**STATED TASK**
Each line of the material must be repeated precisely, with the pictures left out.

**Records from a data source**
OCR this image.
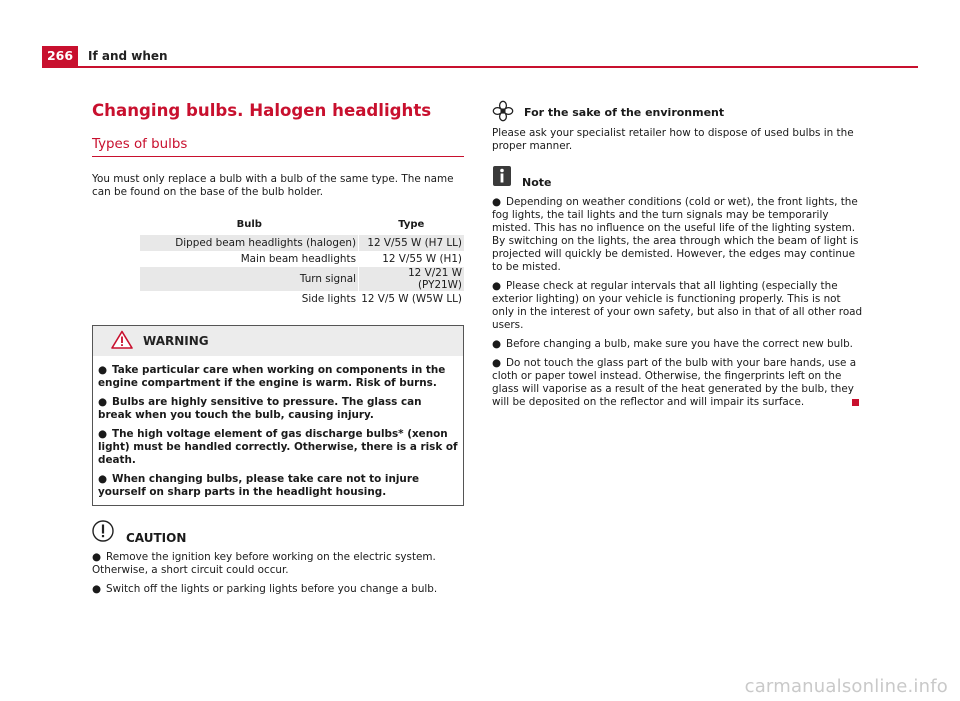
266	If and when
Changing bulbs. Halogen headlights
Types of bulbs

You must only replace a bulb with a bulb of the same type. The name can be found on the base of the bulb holder.

Bulb	Type
Dipped beam headlights (halogen)	12 V/55 W (H7 LL)
Main beam headlights	12 V/55 W (H1)
Turn signal	12 V/21 W (PY21W)
Side lights	12 V/5 W (W5W LL)
WARNING
● Take particular care when working on components in the engine compartment if the engine is warm. Risk of burns.
● Bulbs are highly sensitive to pressure. The glass can break when you touch the bulb, causing injury.
● The high voltage element of gas discharge bulbs* (xenon light) must be handled correctly. Otherwise, there is a risk of death.
● When changing bulbs, please take care not to injure yourself on sharp parts in the headlight housing.
CAUTION
● Remove the ignition key before working on the electric system. Otherwise, a short circuit could occur.
● Switch off the lights or parking lights before you change a bulb.
For the sake of the environment

Please ask your specialist retailer how to dispose of used bulbs in the proper manner.

Note
● Depending on weather conditions (cold or wet), the front lights, the fog lights, the tail lights and the turn signals may be temporarily misted. This has no influence on the useful life of the lighting system. By switching on the lights, the area through which the beam of light is projected will quickly be demisted. However, the edges may continue to be misted.
● Please check at regular intervals that all lighting (especially the exterior lighting) on your vehicle is functioning properly. This is not only in the interest of your own safety, but also in that of all other road users.
● Before changing a bulb, make sure you have the correct new bulb.
● Do not touch the glass part of the bulb with your bare hands, use a cloth or paper towel instead. Otherwise, the fingerprints left on the glass will vaporise as a result of the heat generated by the bulb, they will be deposited on the reflector and will impair its surface.
carmanualsonline.info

**RESPONSE FOR THIS EXERCISE**
OCR this image.
266	If and when
Changing bulbs. Halogen headlights
Types of bulbs

You must only replace a bulb with a bulb of the same type. The name can be found on the base of the bulb holder.

Bulb	Type
Dipped beam headlights (halogen)	12 V/55 W (H7 LL)
Main beam headlights	12 V/55 W (H1)
Turn signal	12 V/21 W (PY21W)
Side lights	12 V/5 W (W5W LL)
WARNING
● Take particular care when working on components in the engine compartment if the engine is warm. Risk of burns.
● Bulbs are highly sensitive to pressure. The glass can break when you touch the bulb, causing injury.
● The high voltage element of gas discharge bulbs* (xenon light) must be handled correctly. Otherwise, there is a risk of death.
● When changing bulbs, please take care not to injure yourself on sharp parts in the headlight housing.
CAUTION
● Remove the ignition key before working on the electric system. Otherwise, a short circuit could occur.
● Switch off the lights or parking lights before you change a bulb.
For the sake of the environment

Please ask your specialist retailer how to dispose of used bulbs in the proper manner.

Note
● Depending on weather conditions (cold or wet), the front lights, the fog lights, the tail lights and the turn signals may be temporarily misted. This has no influence on the useful life of the lighting system. By switching on the lights, the area through which the beam of light is projected will quickly be demisted. However, the edges may continue to be misted.
● Please check at regular intervals that all lighting (especially the exterior lighting) on your vehicle is functioning properly. This is not only in the interest of your own safety, but also in that of all other road users.
● Before changing a bulb, make sure you have the correct new bulb.
● Do not touch the glass part of the bulb with your bare hands, use a cloth or paper towel instead. Otherwise, the fingerprints left on the glass will vaporise as a result of the heat generated by the bulb, they will be deposited on the reflector and will impair its surface.
carmanualsonline.info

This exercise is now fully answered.